*SET TASK*. Report only how many lines of the entries below contain the string "государственных".

— Begin THE RECORDS —

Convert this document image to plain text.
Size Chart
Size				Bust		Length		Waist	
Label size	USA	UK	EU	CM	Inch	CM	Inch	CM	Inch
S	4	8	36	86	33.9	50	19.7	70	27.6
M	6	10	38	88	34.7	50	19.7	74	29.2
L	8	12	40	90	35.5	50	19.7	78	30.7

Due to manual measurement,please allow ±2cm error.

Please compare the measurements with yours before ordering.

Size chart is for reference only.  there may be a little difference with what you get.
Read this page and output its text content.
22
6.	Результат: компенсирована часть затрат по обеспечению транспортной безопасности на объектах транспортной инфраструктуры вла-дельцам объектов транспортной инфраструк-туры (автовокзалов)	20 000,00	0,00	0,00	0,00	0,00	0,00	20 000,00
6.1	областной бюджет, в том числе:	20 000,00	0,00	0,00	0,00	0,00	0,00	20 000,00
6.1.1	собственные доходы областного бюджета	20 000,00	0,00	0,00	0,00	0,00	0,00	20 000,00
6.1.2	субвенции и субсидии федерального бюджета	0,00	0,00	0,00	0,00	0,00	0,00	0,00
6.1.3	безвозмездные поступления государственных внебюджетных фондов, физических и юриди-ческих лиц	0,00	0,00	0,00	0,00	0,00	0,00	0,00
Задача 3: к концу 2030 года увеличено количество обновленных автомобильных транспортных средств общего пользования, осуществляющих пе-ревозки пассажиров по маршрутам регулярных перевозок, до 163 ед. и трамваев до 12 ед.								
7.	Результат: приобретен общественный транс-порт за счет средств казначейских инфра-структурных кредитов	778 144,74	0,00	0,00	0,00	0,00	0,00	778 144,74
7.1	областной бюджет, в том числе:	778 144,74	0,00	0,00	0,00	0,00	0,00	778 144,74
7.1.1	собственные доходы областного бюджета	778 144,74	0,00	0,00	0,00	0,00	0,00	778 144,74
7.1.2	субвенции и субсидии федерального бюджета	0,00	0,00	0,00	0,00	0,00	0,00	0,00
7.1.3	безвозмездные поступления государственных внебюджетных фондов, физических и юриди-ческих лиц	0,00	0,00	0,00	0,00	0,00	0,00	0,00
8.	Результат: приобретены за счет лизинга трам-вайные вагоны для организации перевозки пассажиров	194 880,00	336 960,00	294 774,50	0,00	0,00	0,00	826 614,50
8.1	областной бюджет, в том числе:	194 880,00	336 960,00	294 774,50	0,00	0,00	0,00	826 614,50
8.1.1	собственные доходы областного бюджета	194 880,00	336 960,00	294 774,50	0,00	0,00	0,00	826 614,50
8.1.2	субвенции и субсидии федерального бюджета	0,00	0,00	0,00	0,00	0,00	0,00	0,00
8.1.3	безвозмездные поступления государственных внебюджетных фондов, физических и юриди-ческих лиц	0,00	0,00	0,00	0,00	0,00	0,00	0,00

— End THE RECORDS —

*SOLUTION FOR THIS TASK*. 3